A.) Defendants cite Robert v. Stanford University (2014) 224
Cal.App.4th 67 where the court upheld an order of costs to a defendant in a
FEHA case based upon the following:
Robert claimed in his 2010 FEHA cause of action
that his termination was based on race. Stanford asserted that it had
terminated him due to his harassment of another employee. Before Robert even
initiated his FEHA action, this court had already upheld a restraining order
against Robert based on this harassment. Robert never had or even claimed to
have any evidence that race discrimination played a role in his termination
other than his own opinion.
(Id. at
73.) The court noted “[d]uring discovery, Robert never identified any evidence
other than his own testimony that might support his FEHA cause of action [and
a]t trial, Robert testified that he believed that those responsible for
investigating the harassment and terminating him had discriminated against him
based on his ‘native ancestry.’ He provided no other evidence in support of his
discrimination claim.” (Id. at 69.) The Court of Appeal held “[t]he trial
court did not abuse its discretion in concluding that Robert's action was both
meritless and vexatious. The complete absence of evidence to support his FEHA
action reflected its meritless nature, and the timing of his initiation of this
action indicated that his action was intended to harass.” (Id. at 73.)
Defendants
also cite Villanueva v. City of Colton
(2008) 160 Cal.App.4th 1188, which the Court finds unpersuasive here. In Villanueva, the trial court sustained objections to nearly all the plaintiff’s
evidence. (Id. at 1195–1196 (“our task in undertaking a de
novo review in this case has been simplified in that virtually every piece of
evidence submitted by Villanueva in opposing summary judgment was excluded in
response to the City's objections. Stripped of the excluded evidence, there is
absolutely nothing to support his theory. . . . Villanueva does not now
challenge the propriety of those evidentiary rulings.”).) The Court of Appeal
cited the trial court’s determination, including that “[Villanueva] botched the
September 2002 alarm incident. He was suspended. Others were terminated. No
racial overtones appear, even remotely, with respect to this situation.” (Id. at 1200.)
****************
WRITTEN PROBLEM: From the court ruling above, output the passage starting at "A.) Defendants cite" and ending at "his own opinion.", copied word for word.
****************
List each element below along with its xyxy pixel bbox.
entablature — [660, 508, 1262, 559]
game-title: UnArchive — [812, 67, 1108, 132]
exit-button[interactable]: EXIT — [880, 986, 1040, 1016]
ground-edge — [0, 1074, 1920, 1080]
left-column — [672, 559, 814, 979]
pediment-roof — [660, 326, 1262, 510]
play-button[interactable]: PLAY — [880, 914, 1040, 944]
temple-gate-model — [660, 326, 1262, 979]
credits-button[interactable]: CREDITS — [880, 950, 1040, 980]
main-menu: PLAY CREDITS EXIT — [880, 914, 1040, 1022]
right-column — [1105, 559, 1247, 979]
****************
SOLUTION TO THIS PROBLEM:
A.) Defendants cite Robert v. Stanford University (2014) 224
Cal.App.4th 67 where the court upheld an order of costs to a defendant in a
FEHA case based upon the following:
Robert claimed in his 2010 FEHA cause of action
that his termination was based on race. Stanford asserted that it had
terminated him due to his harassment of another employee. Before Robert even
initiated his FEHA action, this court had already upheld a restraining order
against Robert based on this harassment. Robert never had or even claimed to
have any evidence that race discrimination played a role in his termination
other than his own opinion.